WORK INSTRUCTIONS
Using the listing below, report all lines holding the word "TradingView".

DATA RECORDS

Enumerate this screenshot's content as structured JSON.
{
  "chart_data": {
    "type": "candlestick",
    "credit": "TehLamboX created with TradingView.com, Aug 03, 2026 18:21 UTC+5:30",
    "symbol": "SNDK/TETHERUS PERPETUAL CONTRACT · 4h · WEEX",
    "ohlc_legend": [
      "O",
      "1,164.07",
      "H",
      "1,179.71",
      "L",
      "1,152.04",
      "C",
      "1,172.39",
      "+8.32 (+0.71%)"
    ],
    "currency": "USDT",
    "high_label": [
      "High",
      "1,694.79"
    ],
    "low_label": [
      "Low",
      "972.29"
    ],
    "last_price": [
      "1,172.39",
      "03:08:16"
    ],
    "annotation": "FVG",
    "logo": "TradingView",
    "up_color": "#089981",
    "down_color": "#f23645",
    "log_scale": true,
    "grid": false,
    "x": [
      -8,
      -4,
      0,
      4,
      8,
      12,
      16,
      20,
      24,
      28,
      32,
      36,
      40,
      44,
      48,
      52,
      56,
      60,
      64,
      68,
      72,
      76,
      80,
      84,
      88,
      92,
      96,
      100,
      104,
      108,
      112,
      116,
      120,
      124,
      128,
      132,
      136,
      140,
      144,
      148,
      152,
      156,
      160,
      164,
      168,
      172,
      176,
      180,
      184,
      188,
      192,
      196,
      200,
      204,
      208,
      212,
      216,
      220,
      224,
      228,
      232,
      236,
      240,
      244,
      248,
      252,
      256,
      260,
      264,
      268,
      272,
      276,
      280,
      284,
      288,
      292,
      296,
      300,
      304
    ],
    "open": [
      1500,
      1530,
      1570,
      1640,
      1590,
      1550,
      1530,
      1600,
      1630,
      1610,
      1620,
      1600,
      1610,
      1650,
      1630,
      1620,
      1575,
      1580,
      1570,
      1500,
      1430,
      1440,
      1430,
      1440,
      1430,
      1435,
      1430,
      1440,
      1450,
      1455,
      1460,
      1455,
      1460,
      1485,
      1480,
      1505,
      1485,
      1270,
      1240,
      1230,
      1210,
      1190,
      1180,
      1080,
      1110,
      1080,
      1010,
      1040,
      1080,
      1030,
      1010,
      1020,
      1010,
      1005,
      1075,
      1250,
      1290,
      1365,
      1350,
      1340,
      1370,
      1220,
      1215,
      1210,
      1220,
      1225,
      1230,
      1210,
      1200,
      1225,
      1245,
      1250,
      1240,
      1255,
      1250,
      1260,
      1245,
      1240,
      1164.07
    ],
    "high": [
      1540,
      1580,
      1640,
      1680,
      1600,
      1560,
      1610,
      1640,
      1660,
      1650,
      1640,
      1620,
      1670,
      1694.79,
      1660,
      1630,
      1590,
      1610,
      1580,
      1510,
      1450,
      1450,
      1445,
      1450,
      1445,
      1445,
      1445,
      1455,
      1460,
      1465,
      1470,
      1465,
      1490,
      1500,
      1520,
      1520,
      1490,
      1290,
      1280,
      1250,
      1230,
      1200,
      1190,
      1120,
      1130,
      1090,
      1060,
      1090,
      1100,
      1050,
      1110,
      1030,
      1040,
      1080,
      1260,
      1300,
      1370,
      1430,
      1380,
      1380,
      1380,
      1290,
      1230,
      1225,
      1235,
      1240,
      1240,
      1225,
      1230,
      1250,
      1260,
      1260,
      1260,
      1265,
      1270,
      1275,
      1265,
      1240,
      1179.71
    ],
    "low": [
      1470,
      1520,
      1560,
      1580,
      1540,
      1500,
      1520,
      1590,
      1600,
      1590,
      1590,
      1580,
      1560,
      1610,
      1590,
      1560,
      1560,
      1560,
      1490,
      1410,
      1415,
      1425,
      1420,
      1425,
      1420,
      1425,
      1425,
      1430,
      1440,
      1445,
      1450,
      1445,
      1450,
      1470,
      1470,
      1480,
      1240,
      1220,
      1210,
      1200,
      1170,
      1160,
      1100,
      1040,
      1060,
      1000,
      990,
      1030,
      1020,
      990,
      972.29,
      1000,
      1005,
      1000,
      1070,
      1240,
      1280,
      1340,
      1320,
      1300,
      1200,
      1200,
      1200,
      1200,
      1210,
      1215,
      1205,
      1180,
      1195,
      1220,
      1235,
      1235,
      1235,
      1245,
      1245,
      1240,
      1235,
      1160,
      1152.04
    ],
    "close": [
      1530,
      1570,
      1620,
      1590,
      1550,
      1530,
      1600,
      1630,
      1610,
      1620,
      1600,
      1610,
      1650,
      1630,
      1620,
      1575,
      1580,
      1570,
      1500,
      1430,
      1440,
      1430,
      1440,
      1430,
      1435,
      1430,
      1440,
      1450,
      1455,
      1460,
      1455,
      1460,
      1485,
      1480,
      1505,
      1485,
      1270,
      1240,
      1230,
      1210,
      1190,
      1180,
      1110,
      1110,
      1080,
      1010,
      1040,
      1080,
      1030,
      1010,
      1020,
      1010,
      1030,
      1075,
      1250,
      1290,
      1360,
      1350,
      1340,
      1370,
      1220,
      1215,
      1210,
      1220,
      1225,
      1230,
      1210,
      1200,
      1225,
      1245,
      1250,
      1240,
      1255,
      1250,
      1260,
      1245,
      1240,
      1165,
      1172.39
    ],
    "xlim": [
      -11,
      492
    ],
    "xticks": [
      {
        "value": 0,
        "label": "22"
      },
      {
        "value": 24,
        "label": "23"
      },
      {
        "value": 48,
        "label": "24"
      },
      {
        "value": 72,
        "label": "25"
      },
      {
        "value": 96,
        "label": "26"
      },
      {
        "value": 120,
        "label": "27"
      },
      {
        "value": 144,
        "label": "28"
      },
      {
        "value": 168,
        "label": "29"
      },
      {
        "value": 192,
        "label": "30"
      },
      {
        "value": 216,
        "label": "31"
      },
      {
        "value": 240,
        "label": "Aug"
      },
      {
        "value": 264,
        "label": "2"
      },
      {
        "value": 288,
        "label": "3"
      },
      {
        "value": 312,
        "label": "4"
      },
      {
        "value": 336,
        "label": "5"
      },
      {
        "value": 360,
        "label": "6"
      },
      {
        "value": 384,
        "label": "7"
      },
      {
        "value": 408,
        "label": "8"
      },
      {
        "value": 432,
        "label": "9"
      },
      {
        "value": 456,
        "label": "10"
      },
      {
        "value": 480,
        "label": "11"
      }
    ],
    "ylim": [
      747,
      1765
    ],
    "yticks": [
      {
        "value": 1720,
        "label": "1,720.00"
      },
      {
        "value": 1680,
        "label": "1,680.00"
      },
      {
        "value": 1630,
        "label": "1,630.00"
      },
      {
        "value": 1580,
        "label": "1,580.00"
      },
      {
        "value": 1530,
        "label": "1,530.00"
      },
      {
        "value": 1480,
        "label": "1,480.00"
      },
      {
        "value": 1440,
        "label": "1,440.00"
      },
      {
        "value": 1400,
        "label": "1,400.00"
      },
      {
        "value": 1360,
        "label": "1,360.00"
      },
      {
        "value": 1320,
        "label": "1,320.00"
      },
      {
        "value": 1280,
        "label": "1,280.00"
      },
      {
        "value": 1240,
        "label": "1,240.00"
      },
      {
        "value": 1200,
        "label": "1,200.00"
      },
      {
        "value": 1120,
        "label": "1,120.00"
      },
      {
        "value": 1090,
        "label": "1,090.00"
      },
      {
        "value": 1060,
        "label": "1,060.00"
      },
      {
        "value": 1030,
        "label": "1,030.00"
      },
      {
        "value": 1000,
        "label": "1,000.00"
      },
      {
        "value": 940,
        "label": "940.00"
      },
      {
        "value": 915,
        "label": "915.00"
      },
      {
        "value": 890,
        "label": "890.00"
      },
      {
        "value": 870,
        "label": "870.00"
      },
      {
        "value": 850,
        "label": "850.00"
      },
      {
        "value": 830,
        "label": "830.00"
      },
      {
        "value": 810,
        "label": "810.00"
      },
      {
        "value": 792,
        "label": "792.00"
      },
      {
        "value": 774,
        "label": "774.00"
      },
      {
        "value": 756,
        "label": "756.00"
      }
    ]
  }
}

RESPONSE
    "credit": "TehLamboX created with TradingView.com, Aug 03, 2026 18:21 UTC+5:30",
    "logo": "TradingView",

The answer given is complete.